[A block of data]
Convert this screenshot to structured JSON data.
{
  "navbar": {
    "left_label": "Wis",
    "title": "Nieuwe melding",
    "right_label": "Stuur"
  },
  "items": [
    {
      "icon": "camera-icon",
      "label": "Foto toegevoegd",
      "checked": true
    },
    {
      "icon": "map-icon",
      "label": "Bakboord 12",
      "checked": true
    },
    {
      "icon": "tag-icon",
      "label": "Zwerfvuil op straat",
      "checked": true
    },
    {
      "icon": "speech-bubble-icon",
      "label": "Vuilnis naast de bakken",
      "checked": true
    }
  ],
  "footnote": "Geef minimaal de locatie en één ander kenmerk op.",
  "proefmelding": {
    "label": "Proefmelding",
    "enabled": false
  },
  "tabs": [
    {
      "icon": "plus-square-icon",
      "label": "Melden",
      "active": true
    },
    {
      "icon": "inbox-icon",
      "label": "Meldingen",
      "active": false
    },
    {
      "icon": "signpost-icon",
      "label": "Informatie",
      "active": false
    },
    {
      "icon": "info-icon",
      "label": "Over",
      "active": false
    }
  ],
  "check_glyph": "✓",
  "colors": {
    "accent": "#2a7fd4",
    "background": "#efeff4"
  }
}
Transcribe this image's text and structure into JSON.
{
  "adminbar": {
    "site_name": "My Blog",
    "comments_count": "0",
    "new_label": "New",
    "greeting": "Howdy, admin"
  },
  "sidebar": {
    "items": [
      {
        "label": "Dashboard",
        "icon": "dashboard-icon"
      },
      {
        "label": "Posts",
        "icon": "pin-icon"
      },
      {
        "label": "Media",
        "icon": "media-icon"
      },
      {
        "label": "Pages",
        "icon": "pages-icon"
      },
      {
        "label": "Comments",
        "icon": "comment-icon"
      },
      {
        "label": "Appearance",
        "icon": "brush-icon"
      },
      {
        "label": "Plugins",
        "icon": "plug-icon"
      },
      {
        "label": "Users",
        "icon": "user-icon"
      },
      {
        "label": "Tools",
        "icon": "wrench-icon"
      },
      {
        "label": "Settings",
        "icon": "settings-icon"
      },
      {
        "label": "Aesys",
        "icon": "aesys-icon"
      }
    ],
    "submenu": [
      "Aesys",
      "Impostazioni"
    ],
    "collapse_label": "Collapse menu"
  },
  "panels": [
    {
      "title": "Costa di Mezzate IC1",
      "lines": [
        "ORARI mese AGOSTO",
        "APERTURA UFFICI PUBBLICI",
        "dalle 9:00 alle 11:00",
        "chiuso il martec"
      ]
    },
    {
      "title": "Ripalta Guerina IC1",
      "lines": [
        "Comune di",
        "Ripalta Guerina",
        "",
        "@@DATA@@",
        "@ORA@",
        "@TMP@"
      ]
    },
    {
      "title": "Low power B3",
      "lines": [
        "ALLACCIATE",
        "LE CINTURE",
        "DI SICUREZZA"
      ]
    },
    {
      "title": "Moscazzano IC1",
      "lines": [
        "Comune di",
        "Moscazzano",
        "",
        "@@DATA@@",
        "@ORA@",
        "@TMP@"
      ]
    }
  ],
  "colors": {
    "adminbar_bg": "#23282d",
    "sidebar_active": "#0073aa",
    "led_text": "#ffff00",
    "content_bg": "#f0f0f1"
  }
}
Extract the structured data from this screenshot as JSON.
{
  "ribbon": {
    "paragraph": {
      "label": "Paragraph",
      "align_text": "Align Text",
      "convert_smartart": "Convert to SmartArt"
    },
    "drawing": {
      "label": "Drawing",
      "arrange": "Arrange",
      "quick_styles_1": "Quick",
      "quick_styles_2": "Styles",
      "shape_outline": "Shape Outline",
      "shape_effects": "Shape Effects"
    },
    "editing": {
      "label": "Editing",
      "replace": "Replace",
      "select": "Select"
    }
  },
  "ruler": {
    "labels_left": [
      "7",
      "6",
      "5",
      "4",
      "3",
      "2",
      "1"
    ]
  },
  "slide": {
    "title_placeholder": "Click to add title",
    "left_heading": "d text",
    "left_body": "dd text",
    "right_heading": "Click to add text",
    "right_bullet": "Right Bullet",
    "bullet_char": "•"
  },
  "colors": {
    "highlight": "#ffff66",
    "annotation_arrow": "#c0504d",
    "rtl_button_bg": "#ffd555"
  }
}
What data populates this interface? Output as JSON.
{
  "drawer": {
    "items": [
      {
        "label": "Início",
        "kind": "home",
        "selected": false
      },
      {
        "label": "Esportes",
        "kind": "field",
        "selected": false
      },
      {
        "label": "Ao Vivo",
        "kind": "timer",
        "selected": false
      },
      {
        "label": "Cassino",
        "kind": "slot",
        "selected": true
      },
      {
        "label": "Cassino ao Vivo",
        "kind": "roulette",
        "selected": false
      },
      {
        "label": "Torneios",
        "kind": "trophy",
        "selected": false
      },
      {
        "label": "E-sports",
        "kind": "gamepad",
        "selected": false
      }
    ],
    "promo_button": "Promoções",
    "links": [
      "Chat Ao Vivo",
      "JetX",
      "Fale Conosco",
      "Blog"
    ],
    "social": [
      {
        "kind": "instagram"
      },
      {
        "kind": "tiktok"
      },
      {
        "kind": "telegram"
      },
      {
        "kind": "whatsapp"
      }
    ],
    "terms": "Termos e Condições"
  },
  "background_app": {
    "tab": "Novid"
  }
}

- _Goal of the exercise_:
Of the lines in this data, how many contain "title"? Reply with only the number.

- _Solution for this task_:
6